**Required task:**
Rewrite every line of the records below as a Markdown table with the columns "Row" and "Line", numbering each row and skipping any blank lines.

^^^^^^^^

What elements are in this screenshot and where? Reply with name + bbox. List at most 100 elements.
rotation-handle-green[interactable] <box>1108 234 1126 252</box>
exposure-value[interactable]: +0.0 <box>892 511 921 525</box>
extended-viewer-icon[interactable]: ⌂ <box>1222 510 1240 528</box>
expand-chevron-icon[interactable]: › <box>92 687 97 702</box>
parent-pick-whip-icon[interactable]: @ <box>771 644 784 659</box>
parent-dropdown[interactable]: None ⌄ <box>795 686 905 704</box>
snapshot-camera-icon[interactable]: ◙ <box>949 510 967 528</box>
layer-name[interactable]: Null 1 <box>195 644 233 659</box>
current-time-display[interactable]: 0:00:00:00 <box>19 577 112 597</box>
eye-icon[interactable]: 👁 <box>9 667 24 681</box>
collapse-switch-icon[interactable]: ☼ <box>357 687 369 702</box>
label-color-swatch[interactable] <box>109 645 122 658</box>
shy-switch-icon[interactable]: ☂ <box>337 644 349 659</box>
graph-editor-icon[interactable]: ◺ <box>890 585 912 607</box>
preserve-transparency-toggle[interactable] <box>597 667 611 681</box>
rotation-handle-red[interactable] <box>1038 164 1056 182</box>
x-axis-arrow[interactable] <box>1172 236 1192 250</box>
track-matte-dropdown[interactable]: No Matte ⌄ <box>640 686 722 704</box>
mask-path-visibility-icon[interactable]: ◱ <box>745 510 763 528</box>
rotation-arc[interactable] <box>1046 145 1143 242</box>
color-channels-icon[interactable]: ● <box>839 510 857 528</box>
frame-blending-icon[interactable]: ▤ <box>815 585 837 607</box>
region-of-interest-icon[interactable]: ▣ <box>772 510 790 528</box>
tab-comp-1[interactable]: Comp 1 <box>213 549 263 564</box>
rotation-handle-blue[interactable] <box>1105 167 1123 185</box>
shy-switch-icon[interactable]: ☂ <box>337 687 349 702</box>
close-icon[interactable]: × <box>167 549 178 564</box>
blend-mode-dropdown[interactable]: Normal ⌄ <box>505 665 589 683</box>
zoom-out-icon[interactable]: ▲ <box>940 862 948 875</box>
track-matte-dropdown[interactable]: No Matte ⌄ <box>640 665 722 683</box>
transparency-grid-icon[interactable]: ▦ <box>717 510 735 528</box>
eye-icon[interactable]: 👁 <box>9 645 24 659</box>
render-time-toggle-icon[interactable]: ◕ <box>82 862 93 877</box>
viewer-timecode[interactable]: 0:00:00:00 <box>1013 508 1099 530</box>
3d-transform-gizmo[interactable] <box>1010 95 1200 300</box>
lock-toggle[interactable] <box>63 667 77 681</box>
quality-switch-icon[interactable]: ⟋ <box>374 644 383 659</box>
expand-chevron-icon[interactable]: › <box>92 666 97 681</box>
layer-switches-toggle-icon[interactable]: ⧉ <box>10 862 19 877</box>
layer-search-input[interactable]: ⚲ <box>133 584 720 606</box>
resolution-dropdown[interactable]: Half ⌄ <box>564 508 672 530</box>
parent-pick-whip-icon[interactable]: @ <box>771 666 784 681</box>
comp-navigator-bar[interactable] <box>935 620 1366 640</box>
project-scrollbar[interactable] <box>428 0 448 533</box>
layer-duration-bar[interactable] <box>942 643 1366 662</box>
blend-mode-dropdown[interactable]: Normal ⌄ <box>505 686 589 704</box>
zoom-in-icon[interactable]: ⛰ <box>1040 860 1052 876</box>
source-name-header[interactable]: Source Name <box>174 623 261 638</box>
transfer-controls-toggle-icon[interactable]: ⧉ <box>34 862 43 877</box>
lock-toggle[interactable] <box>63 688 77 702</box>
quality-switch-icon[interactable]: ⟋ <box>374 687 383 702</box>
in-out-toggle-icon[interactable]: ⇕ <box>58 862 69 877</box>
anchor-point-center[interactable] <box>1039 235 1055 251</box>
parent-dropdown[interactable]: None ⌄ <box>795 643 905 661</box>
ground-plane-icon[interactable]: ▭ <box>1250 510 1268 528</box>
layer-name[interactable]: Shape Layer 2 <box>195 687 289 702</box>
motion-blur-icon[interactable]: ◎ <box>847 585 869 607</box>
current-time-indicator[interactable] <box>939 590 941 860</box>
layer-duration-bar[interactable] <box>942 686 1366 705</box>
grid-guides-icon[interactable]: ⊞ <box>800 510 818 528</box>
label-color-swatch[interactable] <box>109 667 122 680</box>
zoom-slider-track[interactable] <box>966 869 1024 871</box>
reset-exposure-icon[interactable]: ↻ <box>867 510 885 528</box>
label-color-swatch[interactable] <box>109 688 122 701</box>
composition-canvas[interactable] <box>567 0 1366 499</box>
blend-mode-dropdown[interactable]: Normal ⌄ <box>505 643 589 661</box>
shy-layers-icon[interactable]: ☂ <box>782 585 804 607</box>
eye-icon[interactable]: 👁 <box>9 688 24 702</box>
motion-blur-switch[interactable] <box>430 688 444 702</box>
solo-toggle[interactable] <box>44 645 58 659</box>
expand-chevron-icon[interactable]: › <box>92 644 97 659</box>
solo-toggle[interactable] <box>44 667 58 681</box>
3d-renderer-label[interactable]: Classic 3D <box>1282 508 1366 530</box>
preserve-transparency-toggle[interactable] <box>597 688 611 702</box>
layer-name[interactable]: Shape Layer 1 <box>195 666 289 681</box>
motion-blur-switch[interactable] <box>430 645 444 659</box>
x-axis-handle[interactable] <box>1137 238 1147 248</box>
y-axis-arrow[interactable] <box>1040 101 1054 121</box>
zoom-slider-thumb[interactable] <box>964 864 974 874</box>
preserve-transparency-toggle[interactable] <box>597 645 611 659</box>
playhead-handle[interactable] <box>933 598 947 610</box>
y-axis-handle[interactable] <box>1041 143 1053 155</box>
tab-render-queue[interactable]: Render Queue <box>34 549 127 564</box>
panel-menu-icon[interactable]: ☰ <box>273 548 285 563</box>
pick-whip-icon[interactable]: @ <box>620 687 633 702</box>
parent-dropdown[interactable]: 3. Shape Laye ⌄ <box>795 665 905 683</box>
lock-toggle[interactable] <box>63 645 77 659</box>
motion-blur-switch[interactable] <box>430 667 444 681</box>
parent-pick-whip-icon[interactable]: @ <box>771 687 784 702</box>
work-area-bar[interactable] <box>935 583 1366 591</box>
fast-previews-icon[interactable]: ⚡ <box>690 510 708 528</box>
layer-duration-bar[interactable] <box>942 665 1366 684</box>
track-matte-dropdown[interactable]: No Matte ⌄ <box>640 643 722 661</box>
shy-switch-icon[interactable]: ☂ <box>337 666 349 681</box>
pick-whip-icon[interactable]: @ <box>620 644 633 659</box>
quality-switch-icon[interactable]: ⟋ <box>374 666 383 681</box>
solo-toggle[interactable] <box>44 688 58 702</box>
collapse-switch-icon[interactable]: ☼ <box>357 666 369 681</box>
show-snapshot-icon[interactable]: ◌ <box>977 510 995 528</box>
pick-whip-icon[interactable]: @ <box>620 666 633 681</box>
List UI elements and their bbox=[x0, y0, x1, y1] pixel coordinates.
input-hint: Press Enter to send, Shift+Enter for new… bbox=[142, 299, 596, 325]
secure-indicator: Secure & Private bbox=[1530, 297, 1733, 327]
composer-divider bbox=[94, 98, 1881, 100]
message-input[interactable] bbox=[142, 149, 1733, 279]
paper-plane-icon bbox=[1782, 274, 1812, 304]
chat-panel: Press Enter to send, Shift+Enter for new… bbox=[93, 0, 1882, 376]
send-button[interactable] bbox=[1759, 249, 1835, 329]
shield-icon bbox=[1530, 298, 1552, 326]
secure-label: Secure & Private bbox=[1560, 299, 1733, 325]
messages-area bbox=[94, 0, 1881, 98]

^^^^^^^^

**Task result:**
| Row | Line |
|---|---|
| 1 | What elements are in this screenshot and where? Reply with name + bbox. List at most 100 elements. |
| 2 | rotation-handle-green[interactable] <box>1108 234 1126 252</box> |
| 3 | exposure-value[interactable]: +0.0 <box>892 511 921 525</box> |
| 4 | extended-viewer-icon[interactable]: ⌂ <box>1222 510 1240 528</box> |
| 5 | expand-chevron-icon[interactable]: › <box>92 687 97 702</box> |
| 6 | parent-pick-whip-icon[interactable]: @ <box>771 644 784 659</box> |
| 7 | parent-dropdown[interactable]: None ⌄ <box>795 686 905 704</box> |
| 8 | snapshot-camera-icon[interactable]: ◙ <box>949 510 967 528</box> |
| 9 | layer-name[interactable]: Null 1 <box>195 644 233 659</box> |
| 10 | current-time-display[interactable]: 0:00:00:00 <box>19 577 112 597</box> |
| 11 | eye-icon[interactable]: 👁 <box>9 667 24 681</box> |
| 12 | collapse-switch-icon[interactable]: ☼ <box>357 687 369 702</box> |
| 13 | label-color-swatch[interactable] <box>109 645 122 658</box> |
| 14 | shy-switch-icon[interactable]: ☂ <box>337 644 349 659</box> |
| 15 | graph-editor-icon[interactable]: ◺ <box>890 585 912 607</box> |
| 16 | preserve-transparency-toggle[interactable] <box>597 667 611 681</box> |
| 17 | rotation-handle-red[interactable] <box>1038 164 1056 182</box> |
| 18 | x-axis-arrow[interactable] <box>1172 236 1192 250</box> |
| 19 | track-matte-dropdown[interactable]: No Matte ⌄ <box>640 686 722 704</box> |
| 20 | mask-path-visibility-icon[interactable]: ◱ <box>745 510 763 528</box> |
| 21 | rotation-arc[interactable] <box>1046 145 1143 242</box> |
| 22 | color-channels-icon[interactable]: ● <box>839 510 857 528</box> |
| 23 | frame-blending-icon[interactable]: ▤ <box>815 585 837 607</box> |
| 24 | region-of-interest-icon[interactable]: ▣ <box>772 510 790 528</box> |
| 25 | tab-comp-1[interactable]: Comp 1 <box>213 549 263 564</box> |
| 26 | rotation-handle-blue[interactable] <box>1105 167 1123 185</box> |
| 27 | shy-switch-icon[interactable]: ☂ <box>337 687 349 702</box> |
| 28 | close-icon[interactable]: × <box>167 549 178 564</box> |
| 29 | blend-mode-dropdown[interactable]: Normal ⌄ <box>505 665 589 683</box> |
| 30 | zoom-out-icon[interactable]: ▲ <box>940 862 948 875</box> |
| 31 | track-matte-dropdown[interactable]: No Matte ⌄ <box>640 665 722 683</box> |
| 32 | transparency-grid-icon[interactable]: ▦ <box>717 510 735 528</box> |
| 33 | eye-icon[interactable]: 👁 <box>9 645 24 659</box> |
| 34 | render-time-toggle-icon[interactable]: ◕ <box>82 862 93 877</box> |
| 35 | viewer-timecode[interactable]: 0:00:00:00 <box>1013 508 1099 530</box> |
| 36 | 3d-transform-gizmo[interactable] <box>1010 95 1200 300</box> |
| 37 | lock-toggle[interactable] <box>63 667 77 681</box> |
| 38 | quality-switch-icon[interactable]: ⟋ <box>374 644 383 659</box> |
| 39 | expand-chevron-icon[interactable]: › <box>92 666 97 681</box> |
| 40 | layer-switches-toggle-icon[interactable]: ⧉ <box>10 862 19 877</box> |
| 41 | layer-search-input[interactable]: ⚲ <box>133 584 720 606</box> |
| 42 | resolution-dropdown[interactable]: Half ⌄ <box>564 508 672 530</box> |
| 43 | parent-pick-whip-icon[interactable]: @ <box>771 666 784 681</box> |
| 44 | comp-navigator-bar[interactable] <box>935 620 1366 640</box> |
| 45 | project-scrollbar[interactable] <box>428 0 448 533</box> |
| 46 | layer-duration-bar[interactable] <box>942 643 1366 662</box> |
| 47 | blend-mode-dropdown[interactable]: Normal ⌄ <box>505 686 589 704</box> |
| 48 | zoom-in-icon[interactable]: ⛰ <box>1040 860 1052 876</box> |
| 49 | source-name-header[interactable]: Source Name <box>174 623 261 638</box> |
| 50 | transfer-controls-toggle-icon[interactable]: ⧉ <box>34 862 43 877</box> |
| 51 | lock-toggle[interactable] <box>63 688 77 702</box> |
| 52 | quality-switch-icon[interactable]: ⟋ <box>374 687 383 702</box> |
| 53 | in-out-toggle-icon[interactable]: ⇕ <box>58 862 69 877</box> |
| 54 | anchor-point-center[interactable] <box>1039 235 1055 251</box> |
| 55 | parent-dropdown[interactable]: None ⌄ <box>795 643 905 661</box> |
| 56 | ground-plane-icon[interactable]: ▭ <box>1250 510 1268 528</box> |
| 57 | layer-name[interactable]: Shape Layer 2 <box>195 687 289 702</box> |
| 58 | motion-blur-icon[interactable]: ◎ <box>847 585 869 607</box> |
| 59 | current-time-indicator[interactable] <box>939 590 941 860</box> |
| 60 | layer-duration-bar[interactable] <box>942 686 1366 705</box> |
| 61 | grid-guides-icon[interactable]: ⊞ <box>800 510 818 528</box> |
| 62 | label-color-swatch[interactable] <box>109 667 122 680</box> |
| 63 | zoom-slider-track[interactable] <box>966 869 1024 871</box> |
| 64 | reset-exposure-icon[interactable]: ↻ <box>867 510 885 528</box> |
| 65 | label-color-swatch[interactable] <box>109 688 122 701</box> |
| 66 | composition-canvas[interactable] <box>567 0 1366 499</box> |
| 67 | blend-mode-dropdown[interactable]: Normal ⌄ <box>505 643 589 661</box> |
| 68 | shy-layers-icon[interactable]: ☂ <box>782 585 804 607</box> |
| 69 | eye-icon[interactable]: 👁 <box>9 688 24 702</box> |
| 70 | motion-blur-switch[interactable] <box>430 688 444 702</box> |
| 71 | solo-toggle[interactable] <box>44 645 58 659</box> |
| 72 | expand-chevron-icon[interactable]: › <box>92 644 97 659</box> |
| 73 | solo-toggle[interactable] <box>44 667 58 681</box> |
| 74 | 3d-renderer-label[interactable]: Classic 3D <box>1282 508 1366 530</box> |
| 75 | preserve-transparency-toggle[interactable] <box>597 688 611 702</box> |
| 76 | layer-name[interactable]: Shape Layer 1 <box>195 666 289 681</box> |
| 77 | motion-blur-switch[interactable] <box>430 645 444 659</box> |
| 78 | x-axis-handle[interactable] <box>1137 238 1147 248</box> |
| 79 | y-axis-arrow[interactable] <box>1040 101 1054 121</box> |
| 80 | zoom-slider-thumb[interactable] <box>964 864 974 874</box> |
| 81 | preserve-transparency-toggle[interactable] <box>597 645 611 659</box> |
| 82 | playhead-handle[interactable] <box>933 598 947 610</box> |
| 83 | y-axis-handle[interactable] <box>1041 143 1053 155</box> |
| 84 | tab-render-queue[interactable]: Render Queue <box>34 549 127 564</box> |
| 85 | panel-menu-icon[interactable]: ☰ <box>273 548 285 563</box> |
| 86 | pick-whip-icon[interactable]: @ <box>620 687 633 702</box> |
| 87 | parent-dropdown[interactable]: 3. Shape Laye ⌄ <box>795 665 905 683</box> |
| 88 | lock-toggle[interactable] <box>63 645 77 659</box> |
| 89 | motion-blur-switch[interactable] <box>430 667 444 681</box> |
| 90 | parent-pick-whip-icon[interactable]: @ <box>771 687 784 702</box> |
| 91 | work-area-bar[interactable] <box>935 583 1366 591</box> |
| 92 | fast-previews-icon[interactable]: ⚡ <box>690 510 708 528</box> |
| 93 | layer-duration-bar[interactable] <box>942 665 1366 684</box> |
| 94 | track-matte-dropdown[interactable]: No Matte ⌄ <box>640 643 722 661</box> |
| 95 | shy-switch-icon[interactable]: ☂ <box>337 666 349 681</box> |
| 96 | pick-whip-icon[interactable]: @ <box>620 644 633 659</box> |
| 97 | quality-switch-icon[interactable]: ⟋ <box>374 666 383 681</box> |
| 98 | solo-toggle[interactable] <box>44 688 58 702</box> |
| 99 | collapse-switch-icon[interactable]: ☼ <box>357 666 369 681</box> |
| 100 | show-snapshot-icon[interactable]: ◌ <box>977 510 995 528</box> |
| 101 | pick-whip-icon[interactable]: @ <box>620 666 633 681</box> |
| 102 | List UI elements and their bbox=[x0, y0, x1, y1] pixel coordinates. |
| 103 | input-hint: Press Enter to send, Shift+Enter for new… bbox=[142, 299, 596, 325] |
| 104 | secure-indicator: Secure & Private bbox=[1530, 297, 1733, 327] |
| 105 | composer-divider bbox=[94, 98, 1881, 100] |
| 106 | message-input[interactable] bbox=[142, 149, 1733, 279] |
| 107 | paper-plane-icon bbox=[1782, 274, 1812, 304] |
| 108 | chat-panel: Press Enter to send, Shift+Enter for new… bbox=[93, 0, 1882, 376] |
| 109 | send-button[interactable] bbox=[1759, 249, 1835, 329] |
| 110 | shield-icon bbox=[1530, 298, 1552, 326] |
| 111 | secure-label: Secure & Private bbox=[1560, 299, 1733, 325] |
| 112 | messages-area bbox=[94, 0, 1881, 98] |